PROBLEM REQUIREMENTS:
Make an exact copy of each entry, leaving out every picture.

----

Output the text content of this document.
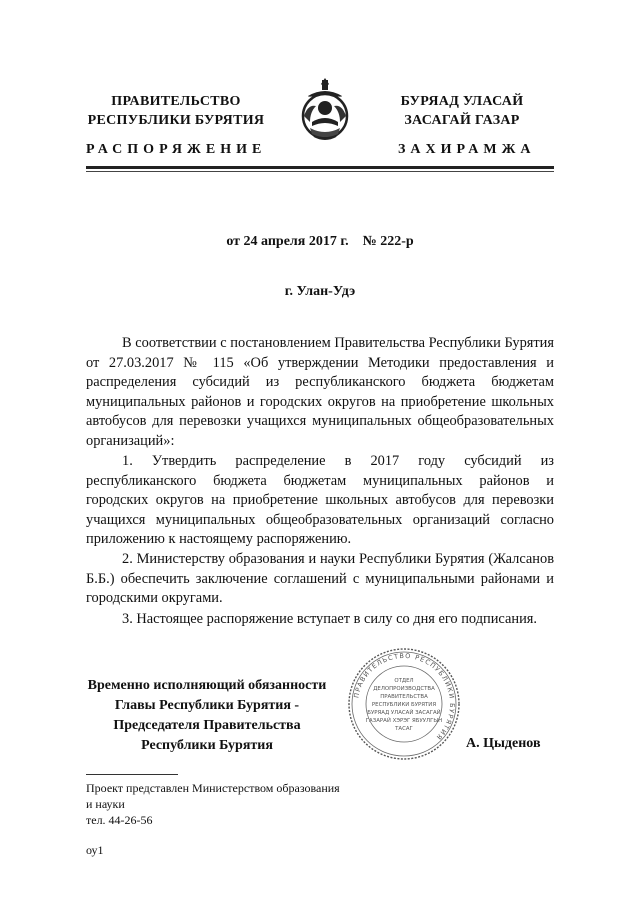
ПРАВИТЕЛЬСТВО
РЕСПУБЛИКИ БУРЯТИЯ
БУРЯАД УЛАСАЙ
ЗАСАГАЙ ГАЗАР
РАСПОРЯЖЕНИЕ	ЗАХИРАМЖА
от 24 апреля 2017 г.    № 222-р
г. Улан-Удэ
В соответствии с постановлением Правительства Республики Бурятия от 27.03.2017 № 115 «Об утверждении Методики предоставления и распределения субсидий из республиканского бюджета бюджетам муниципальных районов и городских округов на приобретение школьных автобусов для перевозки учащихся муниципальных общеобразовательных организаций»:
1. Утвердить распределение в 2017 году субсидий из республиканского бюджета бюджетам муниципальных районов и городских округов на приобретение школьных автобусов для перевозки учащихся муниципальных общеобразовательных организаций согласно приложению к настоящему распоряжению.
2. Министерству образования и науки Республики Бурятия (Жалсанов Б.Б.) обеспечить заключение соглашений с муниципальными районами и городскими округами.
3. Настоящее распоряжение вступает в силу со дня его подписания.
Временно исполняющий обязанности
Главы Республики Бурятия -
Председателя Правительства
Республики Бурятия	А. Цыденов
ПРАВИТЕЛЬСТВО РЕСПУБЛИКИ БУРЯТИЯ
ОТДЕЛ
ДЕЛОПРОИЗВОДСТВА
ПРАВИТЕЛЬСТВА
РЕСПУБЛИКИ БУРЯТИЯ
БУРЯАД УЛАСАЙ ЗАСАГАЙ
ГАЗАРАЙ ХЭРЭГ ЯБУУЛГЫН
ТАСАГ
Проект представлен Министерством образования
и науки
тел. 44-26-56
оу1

----

CORRECT RESPONSE:
Output the text content of this document.
ПРАВИТЕЛЬСТВО
РЕСПУБЛИКИ БУРЯТИЯ
БУРЯАД УЛАСАЙ
ЗАСАГАЙ ГАЗАР
РАСПОРЯЖЕНИЕ	ЗАХИРАМЖА
от 24 апреля 2017 г.    № 222-р
г. Улан-Удэ
В соответствии с постановлением Правительства Республики Бурятия от 27.03.2017 № 115 «Об утверждении Методики предоставления и распределения субсидий из республиканского бюджета бюджетам муниципальных районов и городских округов на приобретение школьных автобусов для перевозки учащихся муниципальных общеобразовательных организаций»:
1. Утвердить распределение в 2017 году субсидий из республиканского бюджета бюджетам муниципальных районов и городских округов на приобретение школьных автобусов для перевозки учащихся муниципальных общеобразовательных организаций согласно приложению к настоящему распоряжению.
2. Министерству образования и науки Республики Бурятия (Жалсанов Б.Б.) обеспечить заключение соглашений с муниципальными районами и городскими округами.
3. Настоящее распоряжение вступает в силу со дня его подписания.
Временно исполняющий обязанности
Главы Республики Бурятия -
Председателя Правительства
Республики Бурятия	А. Цыденов
ПРАВИТЕЛЬСТВО РЕСПУБЛИКИ БУРЯТИЯ
ОТДЕЛ
ДЕЛОПРОИЗВОДСТВА
ПРАВИТЕЛЬСТВА
РЕСПУБЛИКИ БУРЯТИЯ
БУРЯАД УЛАСАЙ ЗАСАГАЙ
ГАЗАРАЙ ХЭРЭГ ЯБУУЛГЫН
ТАСАГ
Проект представлен Министерством образования
и науки
тел. 44-26-56
оу1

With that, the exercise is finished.